_Information provided_:
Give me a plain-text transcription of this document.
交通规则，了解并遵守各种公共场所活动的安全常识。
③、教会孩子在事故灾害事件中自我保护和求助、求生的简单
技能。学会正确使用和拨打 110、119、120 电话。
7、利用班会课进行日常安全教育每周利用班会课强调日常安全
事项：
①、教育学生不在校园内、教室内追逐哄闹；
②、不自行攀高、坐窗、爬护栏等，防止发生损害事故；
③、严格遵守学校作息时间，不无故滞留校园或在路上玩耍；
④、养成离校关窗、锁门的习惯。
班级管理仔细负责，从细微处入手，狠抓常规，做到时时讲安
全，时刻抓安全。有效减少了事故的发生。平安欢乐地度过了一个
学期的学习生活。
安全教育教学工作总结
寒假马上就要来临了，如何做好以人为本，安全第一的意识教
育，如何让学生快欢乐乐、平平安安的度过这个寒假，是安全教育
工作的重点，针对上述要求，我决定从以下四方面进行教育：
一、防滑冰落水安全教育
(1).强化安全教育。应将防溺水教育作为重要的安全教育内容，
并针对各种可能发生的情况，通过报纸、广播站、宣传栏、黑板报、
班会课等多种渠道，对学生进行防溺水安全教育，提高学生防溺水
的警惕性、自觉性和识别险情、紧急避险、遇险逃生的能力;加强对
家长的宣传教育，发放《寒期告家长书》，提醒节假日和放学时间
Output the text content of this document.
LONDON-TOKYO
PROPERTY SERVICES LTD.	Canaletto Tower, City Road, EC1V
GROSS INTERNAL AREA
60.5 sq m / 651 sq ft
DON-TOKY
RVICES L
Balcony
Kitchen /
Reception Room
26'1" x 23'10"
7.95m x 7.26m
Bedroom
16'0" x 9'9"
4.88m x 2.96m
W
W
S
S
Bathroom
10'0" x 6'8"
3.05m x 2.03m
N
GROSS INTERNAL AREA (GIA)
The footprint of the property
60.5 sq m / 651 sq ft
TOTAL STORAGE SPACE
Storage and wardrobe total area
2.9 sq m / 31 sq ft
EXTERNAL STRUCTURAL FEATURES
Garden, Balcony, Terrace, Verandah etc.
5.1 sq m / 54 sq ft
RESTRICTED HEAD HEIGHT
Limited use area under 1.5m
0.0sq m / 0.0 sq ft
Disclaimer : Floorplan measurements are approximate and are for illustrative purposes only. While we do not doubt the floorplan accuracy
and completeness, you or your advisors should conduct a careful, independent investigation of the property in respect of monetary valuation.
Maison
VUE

_What you should do_: Copy out every entry again, exactly as it was given.

_Answer to this task_:
Give me a plain-text transcription of this document.
交通规则，了解并遵守各种公共场所活动的安全常识。
③、教会孩子在事故灾害事件中自我保护和求助、求生的简单
技能。学会正确使用和拨打 110、119、120 电话。
7、利用班会课进行日常安全教育每周利用班会课强调日常安全
事项：
①、教育学生不在校园内、教室内追逐哄闹；
②、不自行攀高、坐窗、爬护栏等，防止发生损害事故；
③、严格遵守学校作息时间，不无故滞留校园或在路上玩耍；
④、养成离校关窗、锁门的习惯。
班级管理仔细负责，从细微处入手，狠抓常规，做到时时讲安
全，时刻抓安全。有效减少了事故的发生。平安欢乐地度过了一个
学期的学习生活。
安全教育教学工作总结
寒假马上就要来临了，如何做好以人为本，安全第一的意识教
育，如何让学生快欢乐乐、平平安安的度过这个寒假，是安全教育
工作的重点，针对上述要求，我决定从以下四方面进行教育：
一、防滑冰落水安全教育
(1).强化安全教育。应将防溺水教育作为重要的安全教育内容，
并针对各种可能发生的情况，通过报纸、广播站、宣传栏、黑板报、
班会课等多种渠道，对学生进行防溺水安全教育，提高学生防溺水
的警惕性、自觉性和识别险情、紧急避险、遇险逃生的能力;加强对
家长的宣传教育，发放《寒期告家长书》，提醒节假日和放学时间
Output the text content of this document.
LONDON-TOKYO
PROPERTY SERVICES LTD.	Canaletto Tower, City Road, EC1V
GROSS INTERNAL AREA
60.5 sq m / 651 sq ft
DON-TOKY
RVICES L
Balcony
Kitchen /
Reception Room
26'1" x 23'10"
7.95m x 7.26m
Bedroom
16'0" x 9'9"
4.88m x 2.96m
W
W
S
S
Bathroom
10'0" x 6'8"
3.05m x 2.03m
N
GROSS INTERNAL AREA (GIA)
The footprint of the property
60.5 sq m / 651 sq ft
TOTAL STORAGE SPACE
Storage and wardrobe total area
2.9 sq m / 31 sq ft
EXTERNAL STRUCTURAL FEATURES
Garden, Balcony, Terrace, Verandah etc.
5.1 sq m / 54 sq ft
RESTRICTED HEAD HEIGHT
Limited use area under 1.5m
0.0sq m / 0.0 sq ft
Disclaimer : Floorplan measurements are approximate and are for illustrative purposes only. While we do not doubt the floorplan accuracy
and completeness, you or your advisors should conduct a careful, independent investigation of the property in respect of monetary valuation.
Maison
VUE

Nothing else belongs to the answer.